#### [DIRECTION]
Determine the number of lines containing the word "total". Reply with it and nothing else.

#### [EXCERPTED DATA]
* begin *

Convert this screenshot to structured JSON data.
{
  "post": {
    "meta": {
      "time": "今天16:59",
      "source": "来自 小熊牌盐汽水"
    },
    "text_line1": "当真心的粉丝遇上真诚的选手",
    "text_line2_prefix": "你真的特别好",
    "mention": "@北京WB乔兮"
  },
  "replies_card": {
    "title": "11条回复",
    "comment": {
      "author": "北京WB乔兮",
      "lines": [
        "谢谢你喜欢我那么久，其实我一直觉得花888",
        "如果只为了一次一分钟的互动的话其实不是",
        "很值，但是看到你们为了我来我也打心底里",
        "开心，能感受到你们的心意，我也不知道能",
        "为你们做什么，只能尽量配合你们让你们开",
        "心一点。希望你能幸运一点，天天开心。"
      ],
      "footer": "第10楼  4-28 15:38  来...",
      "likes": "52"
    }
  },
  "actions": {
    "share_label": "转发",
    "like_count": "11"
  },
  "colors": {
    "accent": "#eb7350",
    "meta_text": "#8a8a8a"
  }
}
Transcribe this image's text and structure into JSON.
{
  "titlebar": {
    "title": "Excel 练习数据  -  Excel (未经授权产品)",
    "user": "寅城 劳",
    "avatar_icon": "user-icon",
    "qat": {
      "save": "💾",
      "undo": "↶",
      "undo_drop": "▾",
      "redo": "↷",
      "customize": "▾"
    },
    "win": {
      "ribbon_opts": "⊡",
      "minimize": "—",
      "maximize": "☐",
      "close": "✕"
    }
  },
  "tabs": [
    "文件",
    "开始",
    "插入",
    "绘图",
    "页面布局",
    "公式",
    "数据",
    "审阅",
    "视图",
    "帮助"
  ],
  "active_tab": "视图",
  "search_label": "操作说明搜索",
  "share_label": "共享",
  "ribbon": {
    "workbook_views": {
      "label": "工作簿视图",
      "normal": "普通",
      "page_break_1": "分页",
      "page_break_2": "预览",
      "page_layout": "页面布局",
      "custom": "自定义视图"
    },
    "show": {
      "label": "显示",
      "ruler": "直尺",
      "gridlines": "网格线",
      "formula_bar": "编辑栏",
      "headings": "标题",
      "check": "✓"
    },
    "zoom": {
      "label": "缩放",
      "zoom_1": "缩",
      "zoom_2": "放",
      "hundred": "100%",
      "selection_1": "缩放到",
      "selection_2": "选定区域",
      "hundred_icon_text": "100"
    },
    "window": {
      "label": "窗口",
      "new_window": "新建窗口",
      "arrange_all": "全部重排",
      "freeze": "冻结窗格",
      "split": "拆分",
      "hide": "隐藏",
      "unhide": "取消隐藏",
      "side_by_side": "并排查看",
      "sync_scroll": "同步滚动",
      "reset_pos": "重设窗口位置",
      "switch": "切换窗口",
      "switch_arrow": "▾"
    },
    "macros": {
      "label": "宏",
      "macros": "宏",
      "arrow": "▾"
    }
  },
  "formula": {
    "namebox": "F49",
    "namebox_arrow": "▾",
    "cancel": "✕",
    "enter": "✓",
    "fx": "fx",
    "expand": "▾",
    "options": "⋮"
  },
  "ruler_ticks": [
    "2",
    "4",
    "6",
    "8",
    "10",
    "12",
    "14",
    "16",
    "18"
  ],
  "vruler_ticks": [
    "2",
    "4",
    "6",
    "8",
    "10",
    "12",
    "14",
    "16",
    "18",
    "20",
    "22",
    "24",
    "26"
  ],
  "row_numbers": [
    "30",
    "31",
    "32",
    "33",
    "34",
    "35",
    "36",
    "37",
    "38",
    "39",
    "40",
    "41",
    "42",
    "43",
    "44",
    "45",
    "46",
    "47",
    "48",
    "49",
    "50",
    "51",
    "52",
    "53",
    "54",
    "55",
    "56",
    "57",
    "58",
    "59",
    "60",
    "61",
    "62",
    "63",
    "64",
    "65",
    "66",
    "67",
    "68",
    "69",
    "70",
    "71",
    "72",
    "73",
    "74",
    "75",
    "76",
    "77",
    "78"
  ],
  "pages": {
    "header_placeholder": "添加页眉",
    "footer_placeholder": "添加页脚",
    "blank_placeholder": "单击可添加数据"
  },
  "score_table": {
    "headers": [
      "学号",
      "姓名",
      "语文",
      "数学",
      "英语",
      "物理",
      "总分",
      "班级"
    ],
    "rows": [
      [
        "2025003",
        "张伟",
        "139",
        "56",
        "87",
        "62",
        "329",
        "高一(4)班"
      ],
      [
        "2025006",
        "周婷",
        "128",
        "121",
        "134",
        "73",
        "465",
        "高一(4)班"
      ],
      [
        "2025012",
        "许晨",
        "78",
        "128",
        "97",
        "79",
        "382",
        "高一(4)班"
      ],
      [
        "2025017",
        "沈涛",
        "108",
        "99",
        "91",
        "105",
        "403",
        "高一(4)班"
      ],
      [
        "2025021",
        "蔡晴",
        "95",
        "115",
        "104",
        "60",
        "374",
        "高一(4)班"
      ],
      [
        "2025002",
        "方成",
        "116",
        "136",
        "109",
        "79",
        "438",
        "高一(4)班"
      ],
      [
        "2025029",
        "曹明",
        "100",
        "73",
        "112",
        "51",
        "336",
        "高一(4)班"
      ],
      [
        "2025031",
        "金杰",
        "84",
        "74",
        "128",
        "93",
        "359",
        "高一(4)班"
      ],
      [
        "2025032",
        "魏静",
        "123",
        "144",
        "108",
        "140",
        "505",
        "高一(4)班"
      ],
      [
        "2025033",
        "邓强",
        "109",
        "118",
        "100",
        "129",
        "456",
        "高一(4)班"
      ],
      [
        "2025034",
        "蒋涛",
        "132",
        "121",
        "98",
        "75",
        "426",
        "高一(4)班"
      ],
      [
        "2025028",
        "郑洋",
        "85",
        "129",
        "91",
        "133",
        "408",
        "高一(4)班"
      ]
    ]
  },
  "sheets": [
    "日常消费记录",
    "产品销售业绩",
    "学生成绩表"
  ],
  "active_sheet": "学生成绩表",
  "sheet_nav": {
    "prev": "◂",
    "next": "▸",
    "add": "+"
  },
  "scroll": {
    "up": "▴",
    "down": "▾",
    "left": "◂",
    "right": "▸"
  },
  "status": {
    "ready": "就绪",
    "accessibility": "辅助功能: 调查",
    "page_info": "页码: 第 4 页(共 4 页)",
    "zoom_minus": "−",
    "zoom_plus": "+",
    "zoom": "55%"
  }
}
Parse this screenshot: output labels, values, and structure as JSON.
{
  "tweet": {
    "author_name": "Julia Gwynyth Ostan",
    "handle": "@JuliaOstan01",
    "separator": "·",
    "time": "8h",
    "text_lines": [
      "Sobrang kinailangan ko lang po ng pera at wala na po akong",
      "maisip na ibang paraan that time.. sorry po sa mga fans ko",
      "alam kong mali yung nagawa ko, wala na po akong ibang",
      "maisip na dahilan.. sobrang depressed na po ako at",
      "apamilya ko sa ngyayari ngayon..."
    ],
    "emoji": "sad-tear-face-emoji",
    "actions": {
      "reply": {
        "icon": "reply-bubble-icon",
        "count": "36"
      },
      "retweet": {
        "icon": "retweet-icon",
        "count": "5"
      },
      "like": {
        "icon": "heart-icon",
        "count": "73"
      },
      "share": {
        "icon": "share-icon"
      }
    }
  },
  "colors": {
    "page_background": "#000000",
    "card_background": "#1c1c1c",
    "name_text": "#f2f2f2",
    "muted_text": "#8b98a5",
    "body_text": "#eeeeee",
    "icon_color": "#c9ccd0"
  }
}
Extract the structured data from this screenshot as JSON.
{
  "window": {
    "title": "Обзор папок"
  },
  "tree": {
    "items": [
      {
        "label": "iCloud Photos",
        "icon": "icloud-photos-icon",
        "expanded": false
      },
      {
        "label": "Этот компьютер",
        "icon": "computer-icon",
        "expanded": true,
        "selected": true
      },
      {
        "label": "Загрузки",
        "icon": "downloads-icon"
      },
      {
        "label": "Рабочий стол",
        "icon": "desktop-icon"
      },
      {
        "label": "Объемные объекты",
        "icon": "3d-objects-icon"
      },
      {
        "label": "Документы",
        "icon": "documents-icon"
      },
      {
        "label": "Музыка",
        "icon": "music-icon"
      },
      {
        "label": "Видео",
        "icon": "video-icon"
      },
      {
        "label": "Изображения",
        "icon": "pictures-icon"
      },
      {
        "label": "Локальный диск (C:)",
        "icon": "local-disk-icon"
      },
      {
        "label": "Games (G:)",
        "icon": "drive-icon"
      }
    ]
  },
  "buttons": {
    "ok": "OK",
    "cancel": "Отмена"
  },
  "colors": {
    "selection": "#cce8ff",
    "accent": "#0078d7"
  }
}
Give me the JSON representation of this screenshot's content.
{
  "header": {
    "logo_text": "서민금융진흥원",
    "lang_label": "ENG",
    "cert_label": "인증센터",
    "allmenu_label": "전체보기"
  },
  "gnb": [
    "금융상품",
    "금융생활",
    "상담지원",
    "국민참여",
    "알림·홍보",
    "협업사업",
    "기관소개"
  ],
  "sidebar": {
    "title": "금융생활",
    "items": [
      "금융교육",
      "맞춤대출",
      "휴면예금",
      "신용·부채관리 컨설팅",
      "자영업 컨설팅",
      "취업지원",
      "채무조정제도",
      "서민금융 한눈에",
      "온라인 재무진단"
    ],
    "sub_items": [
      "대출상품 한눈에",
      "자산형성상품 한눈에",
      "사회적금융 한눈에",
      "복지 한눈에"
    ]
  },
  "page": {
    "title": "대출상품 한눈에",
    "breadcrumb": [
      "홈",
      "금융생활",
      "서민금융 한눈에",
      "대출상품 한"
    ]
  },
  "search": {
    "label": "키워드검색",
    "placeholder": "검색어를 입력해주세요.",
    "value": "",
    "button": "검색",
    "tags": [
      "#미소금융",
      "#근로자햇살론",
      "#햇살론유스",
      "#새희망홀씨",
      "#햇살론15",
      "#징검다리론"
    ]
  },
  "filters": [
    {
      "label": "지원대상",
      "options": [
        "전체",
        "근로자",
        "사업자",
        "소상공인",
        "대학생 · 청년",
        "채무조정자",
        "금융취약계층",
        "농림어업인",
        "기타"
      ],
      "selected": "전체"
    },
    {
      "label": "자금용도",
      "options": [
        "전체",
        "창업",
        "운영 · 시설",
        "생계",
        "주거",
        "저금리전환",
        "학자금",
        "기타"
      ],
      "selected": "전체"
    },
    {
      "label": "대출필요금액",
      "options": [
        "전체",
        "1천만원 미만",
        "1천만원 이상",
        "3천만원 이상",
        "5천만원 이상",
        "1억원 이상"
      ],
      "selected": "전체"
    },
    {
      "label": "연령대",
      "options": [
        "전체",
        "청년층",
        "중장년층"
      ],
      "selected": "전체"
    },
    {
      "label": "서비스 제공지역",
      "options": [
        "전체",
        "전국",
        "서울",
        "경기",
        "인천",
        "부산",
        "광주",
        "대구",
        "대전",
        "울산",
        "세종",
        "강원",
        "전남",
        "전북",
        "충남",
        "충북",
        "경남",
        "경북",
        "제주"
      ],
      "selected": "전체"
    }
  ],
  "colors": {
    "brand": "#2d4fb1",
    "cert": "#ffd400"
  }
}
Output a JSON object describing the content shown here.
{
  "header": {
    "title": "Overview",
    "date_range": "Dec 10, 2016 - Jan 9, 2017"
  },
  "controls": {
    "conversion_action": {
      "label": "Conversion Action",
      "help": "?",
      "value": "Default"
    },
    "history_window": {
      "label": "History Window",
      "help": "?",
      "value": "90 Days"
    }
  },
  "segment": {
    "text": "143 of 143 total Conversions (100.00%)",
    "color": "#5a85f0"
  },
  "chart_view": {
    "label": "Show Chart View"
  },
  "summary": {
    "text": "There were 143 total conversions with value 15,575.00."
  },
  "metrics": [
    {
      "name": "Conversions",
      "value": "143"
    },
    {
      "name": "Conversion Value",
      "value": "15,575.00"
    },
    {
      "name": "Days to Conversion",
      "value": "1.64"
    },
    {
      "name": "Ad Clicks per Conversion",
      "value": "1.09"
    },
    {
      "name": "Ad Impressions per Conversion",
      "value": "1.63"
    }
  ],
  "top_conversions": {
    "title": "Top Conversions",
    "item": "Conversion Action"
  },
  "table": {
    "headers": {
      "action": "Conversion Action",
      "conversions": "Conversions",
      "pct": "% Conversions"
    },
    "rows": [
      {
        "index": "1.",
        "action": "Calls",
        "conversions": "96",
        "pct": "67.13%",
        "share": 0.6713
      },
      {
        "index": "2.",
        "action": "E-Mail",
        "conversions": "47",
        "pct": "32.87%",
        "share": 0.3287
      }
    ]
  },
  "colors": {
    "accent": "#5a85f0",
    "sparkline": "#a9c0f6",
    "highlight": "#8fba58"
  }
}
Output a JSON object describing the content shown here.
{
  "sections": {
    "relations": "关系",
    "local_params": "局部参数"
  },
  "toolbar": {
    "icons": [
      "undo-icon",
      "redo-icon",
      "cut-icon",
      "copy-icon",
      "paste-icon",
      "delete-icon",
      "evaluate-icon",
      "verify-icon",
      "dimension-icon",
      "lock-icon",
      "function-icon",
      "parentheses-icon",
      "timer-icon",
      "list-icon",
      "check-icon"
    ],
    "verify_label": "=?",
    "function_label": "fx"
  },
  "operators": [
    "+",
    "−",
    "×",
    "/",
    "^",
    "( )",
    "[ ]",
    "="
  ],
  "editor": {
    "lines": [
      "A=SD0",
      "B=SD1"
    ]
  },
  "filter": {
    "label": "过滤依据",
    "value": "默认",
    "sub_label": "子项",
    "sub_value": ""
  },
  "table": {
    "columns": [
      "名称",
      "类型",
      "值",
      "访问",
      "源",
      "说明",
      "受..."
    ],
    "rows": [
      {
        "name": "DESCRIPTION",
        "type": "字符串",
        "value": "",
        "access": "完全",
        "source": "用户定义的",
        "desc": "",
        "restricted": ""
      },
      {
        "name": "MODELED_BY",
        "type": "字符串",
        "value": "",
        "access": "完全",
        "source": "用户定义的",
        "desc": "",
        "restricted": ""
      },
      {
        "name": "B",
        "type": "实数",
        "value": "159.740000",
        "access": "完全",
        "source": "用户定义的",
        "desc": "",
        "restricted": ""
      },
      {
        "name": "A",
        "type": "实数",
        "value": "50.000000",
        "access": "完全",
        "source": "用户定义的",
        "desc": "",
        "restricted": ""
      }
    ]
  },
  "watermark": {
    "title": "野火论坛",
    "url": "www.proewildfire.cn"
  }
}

* end *

#### [OUTPUT OF THE TASK]
2